# [Description of the task]
Omit all pictures. Copy the rest of the material exactly.

[Excerpts from a figure dataset]

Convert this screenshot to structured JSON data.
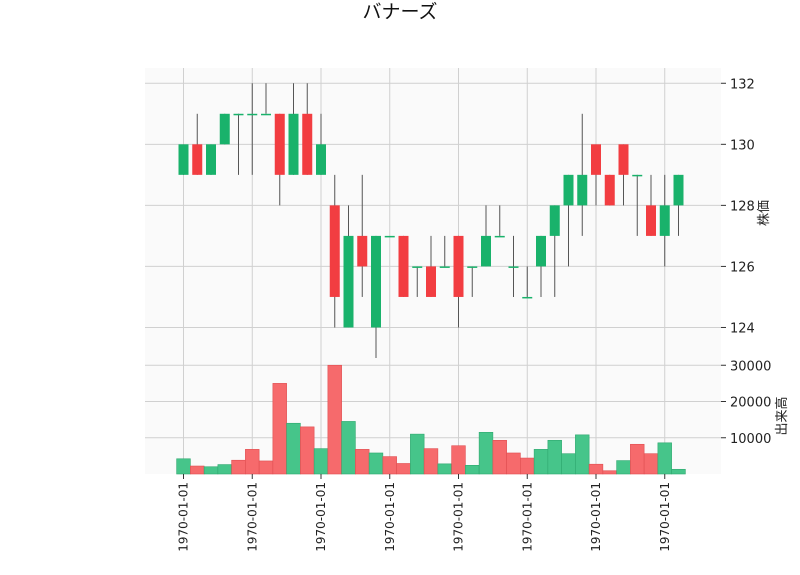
{
  "title": "バナーズ",
  "chart_data": [
    {
      "type": "candlestick",
      "name": "price-panel",
      "ylabel": "株価",
      "ylim": [
        123,
        132.5
      ],
      "yticks": [
        124,
        126,
        128,
        130,
        132
      ],
      "grid": true,
      "up_color": "#19b26b",
      "down_color": "#f23d41",
      "ohlc": [
        {
          "o": 129,
          "h": 130,
          "l": 129,
          "c": 130
        },
        {
          "o": 130,
          "h": 131,
          "l": 129,
          "c": 129
        },
        {
          "o": 129,
          "h": 130,
          "l": 129,
          "c": 130
        },
        {
          "o": 130,
          "h": 131,
          "l": 130,
          "c": 131
        },
        {
          "o": 131,
          "h": 131,
          "l": 129,
          "c": 131
        },
        {
          "o": 131,
          "h": 132,
          "l": 129,
          "c": 131
        },
        {
          "o": 131,
          "h": 132,
          "l": 131,
          "c": 131
        },
        {
          "o": 131,
          "h": 131,
          "l": 128,
          "c": 129
        },
        {
          "o": 129,
          "h": 132,
          "l": 129,
          "c": 131
        },
        {
          "o": 131,
          "h": 132,
          "l": 129,
          "c": 129
        },
        {
          "o": 129,
          "h": 131,
          "l": 129,
          "c": 130
        },
        {
          "o": 128,
          "h": 129,
          "l": 124,
          "c": 125
        },
        {
          "o": 124,
          "h": 128,
          "l": 124,
          "c": 127
        },
        {
          "o": 127,
          "h": 129,
          "l": 125,
          "c": 126
        },
        {
          "o": 124,
          "h": 127,
          "l": 123,
          "c": 127
        },
        {
          "o": 127,
          "h": 127,
          "l": 127,
          "c": 127
        },
        {
          "o": 127,
          "h": 127,
          "l": 125,
          "c": 125
        },
        {
          "o": 126,
          "h": 126,
          "l": 125,
          "c": 126
        },
        {
          "o": 126,
          "h": 127,
          "l": 125,
          "c": 125
        },
        {
          "o": 126,
          "h": 127,
          "l": 126,
          "c": 126
        },
        {
          "o": 127,
          "h": 127,
          "l": 124,
          "c": 125
        },
        {
          "o": 126,
          "h": 126,
          "l": 125,
          "c": 126
        },
        {
          "o": 126,
          "h": 128,
          "l": 126,
          "c": 127
        },
        {
          "o": 127,
          "h": 128,
          "l": 127,
          "c": 127
        },
        {
          "o": 126,
          "h": 127,
          "l": 125,
          "c": 126
        },
        {
          "o": 125,
          "h": 126,
          "l": 125,
          "c": 125
        },
        {
          "o": 126,
          "h": 127,
          "l": 125,
          "c": 127
        },
        {
          "o": 127,
          "h": 128,
          "l": 125,
          "c": 128
        },
        {
          "o": 128,
          "h": 129,
          "l": 126,
          "c": 129
        },
        {
          "o": 128,
          "h": 131,
          "l": 127,
          "c": 129
        },
        {
          "o": 130,
          "h": 130,
          "l": 128,
          "c": 129
        },
        {
          "o": 129,
          "h": 129,
          "l": 128,
          "c": 128
        },
        {
          "o": 130,
          "h": 130,
          "l": 128,
          "c": 129
        },
        {
          "o": 129,
          "h": 129,
          "l": 127,
          "c": 129
        },
        {
          "o": 128,
          "h": 129,
          "l": 127,
          "c": 127
        },
        {
          "o": 127,
          "h": 129,
          "l": 126,
          "c": 128
        },
        {
          "o": 128,
          "h": 129,
          "l": 127,
          "c": 129
        }
      ]
    },
    {
      "type": "bar",
      "name": "volume-panel",
      "ylabel": "出来高",
      "ylim": [
        0,
        32000
      ],
      "yticks": [
        10000,
        20000,
        30000
      ],
      "yticklabels": [
        "10000",
        "20000",
        "30000"
      ],
      "grid": true,
      "up_color": "#46c58a",
      "down_color": "#f66a6c",
      "values": [
        4200,
        2200,
        2000,
        2600,
        3800,
        6800,
        3600,
        25000,
        14000,
        13000,
        7000,
        30000,
        14500,
        6800,
        5800,
        4800,
        2900,
        11000,
        7000,
        2800,
        7800,
        2400,
        11500,
        9300,
        5800,
        4400,
        6800,
        9300,
        5600,
        10800,
        2700,
        900,
        3700,
        8200,
        5600,
        8600,
        1300
      ],
      "directions": [
        "up",
        "down",
        "up",
        "up",
        "down",
        "down",
        "down",
        "down",
        "up",
        "down",
        "up",
        "down",
        "up",
        "down",
        "up",
        "down",
        "down",
        "up",
        "down",
        "up",
        "down",
        "up",
        "up",
        "down",
        "down",
        "down",
        "up",
        "up",
        "up",
        "up",
        "down",
        "down",
        "up",
        "down",
        "down",
        "up",
        "up"
      ]
    }
  ],
  "x_tick_labels": [
    "1970-01-01",
    "1970-01-01",
    "1970-01-01",
    "1970-01-01",
    "1970-01-01",
    "1970-01-01",
    "1970-01-01",
    "1970-01-01"
  ],
  "x_tick_bar_index": [
    0,
    5,
    10,
    15,
    20,
    25,
    30,
    35
  ]
}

# [Written response]
Convert this screenshot to structured JSON data.
{
  "title": "バナーズ",
  "chart_data": [
    {
      "type": "candlestick",
      "name": "price-panel",
      "ylabel": "株価",
      "ylim": [
        123,
        132.5
      ],
      "yticks": [
        124,
        126,
        128,
        130,
        132
      ],
      "grid": true,
      "up_color": "#19b26b",
      "down_color": "#f23d41",
      "ohlc": [
        {
          "o": 129,
          "h": 130,
          "l": 129,
          "c": 130
        },
        {
          "o": 130,
          "h": 131,
          "l": 129,
          "c": 129
        },
        {
          "o": 129,
          "h": 130,
          "l": 129,
          "c": 130
        },
        {
          "o": 130,
          "h": 131,
          "l": 130,
          "c": 131
        },
        {
          "o": 131,
          "h": 131,
          "l": 129,
          "c": 131
        },
        {
          "o": 131,
          "h": 132,
          "l": 129,
          "c": 131
        },
        {
          "o": 131,
          "h": 132,
          "l": 131,
          "c": 131
        },
        {
          "o": 131,
          "h": 131,
          "l": 128,
          "c": 129
        },
        {
          "o": 129,
          "h": 132,
          "l": 129,
          "c": 131
        },
        {
          "o": 131,
          "h": 132,
          "l": 129,
          "c": 129
        },
        {
          "o": 129,
          "h": 131,
          "l": 129,
          "c": 130
        },
        {
          "o": 128,
          "h": 129,
          "l": 124,
          "c": 125
        },
        {
          "o": 124,
          "h": 128,
          "l": 124,
          "c": 127
        },
        {
          "o": 127,
          "h": 129,
          "l": 125,
          "c": 126
        },
        {
          "o": 124,
          "h": 127,
          "l": 123,
          "c": 127
        },
        {
          "o": 127,
          "h": 127,
          "l": 127,
          "c": 127
        },
        {
          "o": 127,
          "h": 127,
          "l": 125,
          "c": 125
        },
        {
          "o": 126,
          "h": 126,
          "l": 125,
          "c": 126
        },
        {
          "o": 126,
          "h": 127,
          "l": 125,
          "c": 125
        },
        {
          "o": 126,
          "h": 127,
          "l": 126,
          "c": 126
        },
        {
          "o": 127,
          "h": 127,
          "l": 124,
          "c": 125
        },
        {
          "o": 126,
          "h": 126,
          "l": 125,
          "c": 126
        },
        {
          "o": 126,
          "h": 128,
          "l": 126,
          "c": 127
        },
        {
          "o": 127,
          "h": 128,
          "l": 127,
          "c": 127
        },
        {
          "o": 126,
          "h": 127,
          "l": 125,
          "c": 126
        },
        {
          "o": 125,
          "h": 126,
          "l": 125,
          "c": 125
        },
        {
          "o": 126,
          "h": 127,
          "l": 125,
          "c": 127
        },
        {
          "o": 127,
          "h": 128,
          "l": 125,
          "c": 128
        },
        {
          "o": 128,
          "h": 129,
          "l": 126,
          "c": 129
        },
        {
          "o": 128,
          "h": 131,
          "l": 127,
          "c": 129
        },
        {
          "o": 130,
          "h": 130,
          "l": 128,
          "c": 129
        },
        {
          "o": 129,
          "h": 129,
          "l": 128,
          "c": 128
        },
        {
          "o": 130,
          "h": 130,
          "l": 128,
          "c": 129
        },
        {
          "o": 129,
          "h": 129,
          "l": 127,
          "c": 129
        },
        {
          "o": 128,
          "h": 129,
          "l": 127,
          "c": 127
        },
        {
          "o": 127,
          "h": 129,
          "l": 126,
          "c": 128
        },
        {
          "o": 128,
          "h": 129,
          "l": 127,
          "c": 129
        }
      ]
    },
    {
      "type": "bar",
      "name": "volume-panel",
      "ylabel": "出来高",
      "ylim": [
        0,
        32000
      ],
      "yticks": [
        10000,
        20000,
        30000
      ],
      "yticklabels": [
        "10000",
        "20000",
        "30000"
      ],
      "grid": true,
      "up_color": "#46c58a",
      "down_color": "#f66a6c",
      "values": [
        4200,
        2200,
        2000,
        2600,
        3800,
        6800,
        3600,
        25000,
        14000,
        13000,
        7000,
        30000,
        14500,
        6800,
        5800,
        4800,
        2900,
        11000,
        7000,
        2800,
        7800,
        2400,
        11500,
        9300,
        5800,
        4400,
        6800,
        9300,
        5600,
        10800,
        2700,
        900,
        3700,
        8200,
        5600,
        8600,
        1300
      ],
      "directions": [
        "up",
        "down",
        "up",
        "up",
        "down",
        "down",
        "down",
        "down",
        "up",
        "down",
        "up",
        "down",
        "up",
        "down",
        "up",
        "down",
        "down",
        "up",
        "down",
        "up",
        "down",
        "up",
        "up",
        "down",
        "down",
        "down",
        "up",
        "up",
        "up",
        "up",
        "down",
        "down",
        "up",
        "down",
        "down",
        "up",
        "up"
      ]
    }
  ],
  "x_tick_labels": [
    "1970-01-01",
    "1970-01-01",
    "1970-01-01",
    "1970-01-01",
    "1970-01-01",
    "1970-01-01",
    "1970-01-01",
    "1970-01-01"
  ],
  "x_tick_bar_index": [
    0,
    5,
    10,
    15,
    20,
    25,
    30,
    35
  ]
}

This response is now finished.